Input records:
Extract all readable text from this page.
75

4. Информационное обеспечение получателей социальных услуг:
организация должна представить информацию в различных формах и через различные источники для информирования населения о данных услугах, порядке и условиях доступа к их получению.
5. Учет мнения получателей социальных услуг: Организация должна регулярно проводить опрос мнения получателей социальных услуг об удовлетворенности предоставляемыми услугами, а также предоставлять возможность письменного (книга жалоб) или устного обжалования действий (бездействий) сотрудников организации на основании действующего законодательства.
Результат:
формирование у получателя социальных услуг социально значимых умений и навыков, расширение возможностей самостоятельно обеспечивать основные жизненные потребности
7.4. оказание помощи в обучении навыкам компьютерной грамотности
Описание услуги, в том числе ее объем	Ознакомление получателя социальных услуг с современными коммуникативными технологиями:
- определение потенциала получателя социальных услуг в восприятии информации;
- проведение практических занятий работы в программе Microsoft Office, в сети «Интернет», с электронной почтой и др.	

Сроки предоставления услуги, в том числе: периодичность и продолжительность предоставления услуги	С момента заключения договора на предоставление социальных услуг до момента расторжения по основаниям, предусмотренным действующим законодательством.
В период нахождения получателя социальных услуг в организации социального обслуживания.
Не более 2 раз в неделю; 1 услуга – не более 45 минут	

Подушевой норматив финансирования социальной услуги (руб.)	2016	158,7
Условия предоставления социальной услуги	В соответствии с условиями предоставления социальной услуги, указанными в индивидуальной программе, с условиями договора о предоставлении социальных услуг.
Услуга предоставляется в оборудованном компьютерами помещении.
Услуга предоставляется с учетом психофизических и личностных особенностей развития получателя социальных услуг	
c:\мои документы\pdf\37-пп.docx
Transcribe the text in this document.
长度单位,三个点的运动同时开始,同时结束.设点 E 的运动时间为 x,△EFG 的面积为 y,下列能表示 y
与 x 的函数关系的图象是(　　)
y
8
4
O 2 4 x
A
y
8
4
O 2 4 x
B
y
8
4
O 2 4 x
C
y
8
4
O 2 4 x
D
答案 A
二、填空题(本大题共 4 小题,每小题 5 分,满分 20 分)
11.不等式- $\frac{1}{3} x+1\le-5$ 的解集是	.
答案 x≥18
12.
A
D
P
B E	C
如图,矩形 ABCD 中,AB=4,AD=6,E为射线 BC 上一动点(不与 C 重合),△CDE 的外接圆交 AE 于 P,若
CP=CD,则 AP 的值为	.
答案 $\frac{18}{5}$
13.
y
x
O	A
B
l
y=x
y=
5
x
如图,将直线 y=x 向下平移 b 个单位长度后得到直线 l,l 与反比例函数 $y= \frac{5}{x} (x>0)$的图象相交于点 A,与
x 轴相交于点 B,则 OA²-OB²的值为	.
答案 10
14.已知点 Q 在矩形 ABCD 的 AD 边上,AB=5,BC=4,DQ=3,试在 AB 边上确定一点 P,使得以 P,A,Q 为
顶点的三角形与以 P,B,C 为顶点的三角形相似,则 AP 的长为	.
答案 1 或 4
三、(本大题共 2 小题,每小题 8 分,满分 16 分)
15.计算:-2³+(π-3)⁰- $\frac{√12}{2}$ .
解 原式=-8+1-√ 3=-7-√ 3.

Written problem: Transcribe all of the entries without altering anything.

Result of the task:
Extract all readable text from this page.
75

4. Информационное обеспечение получателей социальных услуг:
организация должна представить информацию в различных формах и через различные источники для информирования населения о данных услугах, порядке и условиях доступа к их получению.
5. Учет мнения получателей социальных услуг: Организация должна регулярно проводить опрос мнения получателей социальных услуг об удовлетворенности предоставляемыми услугами, а также предоставлять возможность письменного (книга жалоб) или устного обжалования действий (бездействий) сотрудников организации на основании действующего законодательства.
Результат:
формирование у получателя социальных услуг социально значимых умений и навыков, расширение возможностей самостоятельно обеспечивать основные жизненные потребности
7.4. оказание помощи в обучении навыкам компьютерной грамотности
Описание услуги, в том числе ее объем	Ознакомление получателя социальных услуг с современными коммуникативными технологиями:
- определение потенциала получателя социальных услуг в восприятии информации;
- проведение практических занятий работы в программе Microsoft Office, в сети «Интернет», с электронной почтой и др.	

Сроки предоставления услуги, в том числе: периодичность и продолжительность предоставления услуги	С момента заключения договора на предоставление социальных услуг до момента расторжения по основаниям, предусмотренным действующим законодательством.
В период нахождения получателя социальных услуг в организации социального обслуживания.
Не более 2 раз в неделю; 1 услуга – не более 45 минут	

Подушевой норматив финансирования социальной услуги (руб.)	2016	158,7
Условия предоставления социальной услуги	В соответствии с условиями предоставления социальной услуги, указанными в индивидуальной программе, с условиями договора о предоставлении социальных услуг.
Услуга предоставляется в оборудованном компьютерами помещении.
Услуга предоставляется с учетом психофизических и личностных особенностей развития получателя социальных услуг	
c:\мои документы\pdf\37-пп.docx
Transcribe the text in this document.
长度单位,三个点的运动同时开始,同时结束.设点 E 的运动时间为 x,△EFG 的面积为 y,下列能表示 y
与 x 的函数关系的图象是(　　)
y
8
4
O 2 4 x
A
y
8
4
O 2 4 x
B
y
8
4
O 2 4 x
C
y
8
4
O 2 4 x
D
答案 A
二、填空题(本大题共 4 小题,每小题 5 分,满分 20 分)
11.不等式- $\frac{1}{3} x+1\le-5$ 的解集是	.
答案 x≥18
12.
A
D
P
B E	C
如图,矩形 ABCD 中,AB=4,AD=6,E为射线 BC 上一动点(不与 C 重合),△CDE 的外接圆交 AE 于 P,若
CP=CD,则 AP 的值为	.
答案 $\frac{18}{5}$
13.
y
x
O	A
B
l
y=x
y=
5
x
如图,将直线 y=x 向下平移 b 个单位长度后得到直线 l,l 与反比例函数 $y= \frac{5}{x} (x>0)$的图象相交于点 A,与
x 轴相交于点 B,则 OA²-OB²的值为	.
答案 10
14.已知点 Q 在矩形 ABCD 的 AD 边上,AB=5,BC=4,DQ=3,试在 AB 边上确定一点 P,使得以 P,A,Q 为
顶点的三角形与以 P,B,C 为顶点的三角形相似,则 AP 的长为	.
答案 1 或 4
三、(本大题共 2 小题,每小题 8 分,满分 16 分)
15.计算:-2³+(π-3)⁰- $\frac{√12}{2}$ .
解 原式=-8+1-√ 3=-7-√ 3.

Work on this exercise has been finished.